» Instruction:
Exactly reproduce each line of the listing that follows.

>> Begin Listing

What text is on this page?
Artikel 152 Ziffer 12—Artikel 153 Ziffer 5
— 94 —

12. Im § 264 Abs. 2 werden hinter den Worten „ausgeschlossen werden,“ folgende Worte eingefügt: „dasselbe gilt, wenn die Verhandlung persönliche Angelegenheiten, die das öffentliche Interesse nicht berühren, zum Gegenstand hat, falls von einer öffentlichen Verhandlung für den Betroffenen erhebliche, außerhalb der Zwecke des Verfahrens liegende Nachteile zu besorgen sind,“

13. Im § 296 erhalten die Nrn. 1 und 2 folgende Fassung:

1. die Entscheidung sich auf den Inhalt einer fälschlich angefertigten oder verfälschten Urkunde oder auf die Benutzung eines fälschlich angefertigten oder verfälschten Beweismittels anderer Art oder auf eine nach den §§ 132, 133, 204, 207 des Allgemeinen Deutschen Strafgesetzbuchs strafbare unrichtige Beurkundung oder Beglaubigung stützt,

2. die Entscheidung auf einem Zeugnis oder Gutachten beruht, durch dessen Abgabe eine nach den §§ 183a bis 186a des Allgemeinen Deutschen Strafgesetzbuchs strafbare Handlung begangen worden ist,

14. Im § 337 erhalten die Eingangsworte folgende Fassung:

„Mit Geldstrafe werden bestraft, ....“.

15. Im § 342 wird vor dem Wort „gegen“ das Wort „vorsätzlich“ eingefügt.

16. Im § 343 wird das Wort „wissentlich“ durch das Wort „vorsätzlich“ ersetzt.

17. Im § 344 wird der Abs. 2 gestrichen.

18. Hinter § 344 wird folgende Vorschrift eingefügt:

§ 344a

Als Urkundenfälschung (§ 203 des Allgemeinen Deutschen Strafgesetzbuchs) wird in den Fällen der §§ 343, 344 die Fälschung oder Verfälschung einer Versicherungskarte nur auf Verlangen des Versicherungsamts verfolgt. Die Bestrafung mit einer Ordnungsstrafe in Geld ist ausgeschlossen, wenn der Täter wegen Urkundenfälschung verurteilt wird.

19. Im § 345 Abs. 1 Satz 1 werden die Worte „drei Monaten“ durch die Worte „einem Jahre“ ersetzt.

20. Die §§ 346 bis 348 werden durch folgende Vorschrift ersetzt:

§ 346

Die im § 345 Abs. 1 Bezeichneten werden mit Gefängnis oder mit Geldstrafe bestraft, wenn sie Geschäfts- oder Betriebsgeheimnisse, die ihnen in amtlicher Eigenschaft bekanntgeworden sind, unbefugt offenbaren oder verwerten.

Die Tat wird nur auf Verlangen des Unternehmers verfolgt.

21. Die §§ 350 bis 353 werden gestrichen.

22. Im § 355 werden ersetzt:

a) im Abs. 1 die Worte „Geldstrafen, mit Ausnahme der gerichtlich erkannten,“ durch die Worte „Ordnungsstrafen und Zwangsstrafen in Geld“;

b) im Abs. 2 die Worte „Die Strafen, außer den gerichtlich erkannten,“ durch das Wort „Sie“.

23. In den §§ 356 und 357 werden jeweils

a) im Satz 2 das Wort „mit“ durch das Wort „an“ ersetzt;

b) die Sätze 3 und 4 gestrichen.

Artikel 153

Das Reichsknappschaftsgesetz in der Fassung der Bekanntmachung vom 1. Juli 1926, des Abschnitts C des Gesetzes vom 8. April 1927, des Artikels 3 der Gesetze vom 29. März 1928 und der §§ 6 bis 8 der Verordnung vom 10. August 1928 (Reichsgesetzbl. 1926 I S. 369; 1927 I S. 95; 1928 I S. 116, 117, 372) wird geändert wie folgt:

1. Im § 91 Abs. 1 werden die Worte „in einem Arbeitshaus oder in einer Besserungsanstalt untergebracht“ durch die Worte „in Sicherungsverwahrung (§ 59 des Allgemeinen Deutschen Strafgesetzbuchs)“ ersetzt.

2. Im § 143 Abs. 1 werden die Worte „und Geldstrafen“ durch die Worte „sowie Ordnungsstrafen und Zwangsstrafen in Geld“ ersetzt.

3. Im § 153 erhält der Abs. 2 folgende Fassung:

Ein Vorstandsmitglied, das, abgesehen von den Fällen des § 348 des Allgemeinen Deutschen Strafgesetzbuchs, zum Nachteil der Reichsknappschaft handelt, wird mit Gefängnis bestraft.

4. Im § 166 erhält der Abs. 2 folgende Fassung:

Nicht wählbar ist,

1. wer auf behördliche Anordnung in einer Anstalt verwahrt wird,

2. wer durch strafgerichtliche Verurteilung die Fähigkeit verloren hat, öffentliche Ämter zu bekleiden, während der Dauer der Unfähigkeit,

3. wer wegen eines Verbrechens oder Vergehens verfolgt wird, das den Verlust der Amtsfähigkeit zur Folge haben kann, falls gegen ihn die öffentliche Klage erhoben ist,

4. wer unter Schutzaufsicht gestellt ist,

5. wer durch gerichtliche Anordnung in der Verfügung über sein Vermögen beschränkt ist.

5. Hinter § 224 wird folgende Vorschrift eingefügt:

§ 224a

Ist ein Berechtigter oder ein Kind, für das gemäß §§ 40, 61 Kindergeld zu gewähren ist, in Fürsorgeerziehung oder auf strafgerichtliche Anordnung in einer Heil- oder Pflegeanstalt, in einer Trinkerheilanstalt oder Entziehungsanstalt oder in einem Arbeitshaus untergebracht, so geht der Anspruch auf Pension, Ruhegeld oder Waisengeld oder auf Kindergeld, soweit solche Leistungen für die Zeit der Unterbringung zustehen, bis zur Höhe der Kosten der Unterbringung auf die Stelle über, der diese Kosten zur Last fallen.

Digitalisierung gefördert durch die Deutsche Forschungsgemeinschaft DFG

>> End Listing

» Final result:
What text is on this page?
Artikel 152 Ziffer 12—Artikel 153 Ziffer 5
— 94 —

12. Im § 264 Abs. 2 werden hinter den Worten „ausgeschlossen werden,“ folgende Worte eingefügt: „dasselbe gilt, wenn die Verhandlung persönliche Angelegenheiten, die das öffentliche Interesse nicht berühren, zum Gegenstand hat, falls von einer öffentlichen Verhandlung für den Betroffenen erhebliche, außerhalb der Zwecke des Verfahrens liegende Nachteile zu besorgen sind,“

13. Im § 296 erhalten die Nrn. 1 und 2 folgende Fassung:

1. die Entscheidung sich auf den Inhalt einer fälschlich angefertigten oder verfälschten Urkunde oder auf die Benutzung eines fälschlich angefertigten oder verfälschten Beweismittels anderer Art oder auf eine nach den §§ 132, 133, 204, 207 des Allgemeinen Deutschen Strafgesetzbuchs strafbare unrichtige Beurkundung oder Beglaubigung stützt,

2. die Entscheidung auf einem Zeugnis oder Gutachten beruht, durch dessen Abgabe eine nach den §§ 183a bis 186a des Allgemeinen Deutschen Strafgesetzbuchs strafbare Handlung begangen worden ist,

14. Im § 337 erhalten die Eingangsworte folgende Fassung:

„Mit Geldstrafe werden bestraft, ....“.

15. Im § 342 wird vor dem Wort „gegen“ das Wort „vorsätzlich“ eingefügt.

16. Im § 343 wird das Wort „wissentlich“ durch das Wort „vorsätzlich“ ersetzt.

17. Im § 344 wird der Abs. 2 gestrichen.

18. Hinter § 344 wird folgende Vorschrift eingefügt:

§ 344a

Als Urkundenfälschung (§ 203 des Allgemeinen Deutschen Strafgesetzbuchs) wird in den Fällen der §§ 343, 344 die Fälschung oder Verfälschung einer Versicherungskarte nur auf Verlangen des Versicherungsamts verfolgt. Die Bestrafung mit einer Ordnungsstrafe in Geld ist ausgeschlossen, wenn der Täter wegen Urkundenfälschung verurteilt wird.

19. Im § 345 Abs. 1 Satz 1 werden die Worte „drei Monaten“ durch die Worte „einem Jahre“ ersetzt.

20. Die §§ 346 bis 348 werden durch folgende Vorschrift ersetzt:

§ 346

Die im § 345 Abs. 1 Bezeichneten werden mit Gefängnis oder mit Geldstrafe bestraft, wenn sie Geschäfts- oder Betriebsgeheimnisse, die ihnen in amtlicher Eigenschaft bekanntgeworden sind, unbefugt offenbaren oder verwerten.

Die Tat wird nur auf Verlangen des Unternehmers verfolgt.

21. Die §§ 350 bis 353 werden gestrichen.

22. Im § 355 werden ersetzt:

a) im Abs. 1 die Worte „Geldstrafen, mit Ausnahme der gerichtlich erkannten,“ durch die Worte „Ordnungsstrafen und Zwangsstrafen in Geld“;

b) im Abs. 2 die Worte „Die Strafen, außer den gerichtlich erkannten,“ durch das Wort „Sie“.

23. In den §§ 356 und 357 werden jeweils

a) im Satz 2 das Wort „mit“ durch das Wort „an“ ersetzt;

b) die Sätze 3 und 4 gestrichen.

Artikel 153

Das Reichsknappschaftsgesetz in der Fassung der Bekanntmachung vom 1. Juli 1926, des Abschnitts C des Gesetzes vom 8. April 1927, des Artikels 3 der Gesetze vom 29. März 1928 und der §§ 6 bis 8 der Verordnung vom 10. August 1928 (Reichsgesetzbl. 1926 I S. 369; 1927 I S. 95; 1928 I S. 116, 117, 372) wird geändert wie folgt:

1. Im § 91 Abs. 1 werden die Worte „in einem Arbeitshaus oder in einer Besserungsanstalt untergebracht“ durch die Worte „in Sicherungsverwahrung (§ 59 des Allgemeinen Deutschen Strafgesetzbuchs)“ ersetzt.

2. Im § 143 Abs. 1 werden die Worte „und Geldstrafen“ durch die Worte „sowie Ordnungsstrafen und Zwangsstrafen in Geld“ ersetzt.

3. Im § 153 erhält der Abs. 2 folgende Fassung:

Ein Vorstandsmitglied, das, abgesehen von den Fällen des § 348 des Allgemeinen Deutschen Strafgesetzbuchs, zum Nachteil der Reichsknappschaft handelt, wird mit Gefängnis bestraft.

4. Im § 166 erhält der Abs. 2 folgende Fassung:

Nicht wählbar ist,

1. wer auf behördliche Anordnung in einer Anstalt verwahrt wird,

2. wer durch strafgerichtliche Verurteilung die Fähigkeit verloren hat, öffentliche Ämter zu bekleiden, während der Dauer der Unfähigkeit,

3. wer wegen eines Verbrechens oder Vergehens verfolgt wird, das den Verlust der Amtsfähigkeit zur Folge haben kann, falls gegen ihn die öffentliche Klage erhoben ist,

4. wer unter Schutzaufsicht gestellt ist,

5. wer durch gerichtliche Anordnung in der Verfügung über sein Vermögen beschränkt ist.

5. Hinter § 224 wird folgende Vorschrift eingefügt:

§ 224a

Ist ein Berechtigter oder ein Kind, für das gemäß §§ 40, 61 Kindergeld zu gewähren ist, in Fürsorgeerziehung oder auf strafgerichtliche Anordnung in einer Heil- oder Pflegeanstalt, in einer Trinkerheilanstalt oder Entziehungsanstalt oder in einem Arbeitshaus untergebracht, so geht der Anspruch auf Pension, Ruhegeld oder Waisengeld oder auf Kindergeld, soweit solche Leistungen für die Zeit der Unterbringung zustehen, bis zur Höhe der Kosten der Unterbringung auf die Stelle über, der diese Kosten zur Last fallen.

Digitalisierung gefördert durch die Deutsche Forschungsgemeinschaft DFG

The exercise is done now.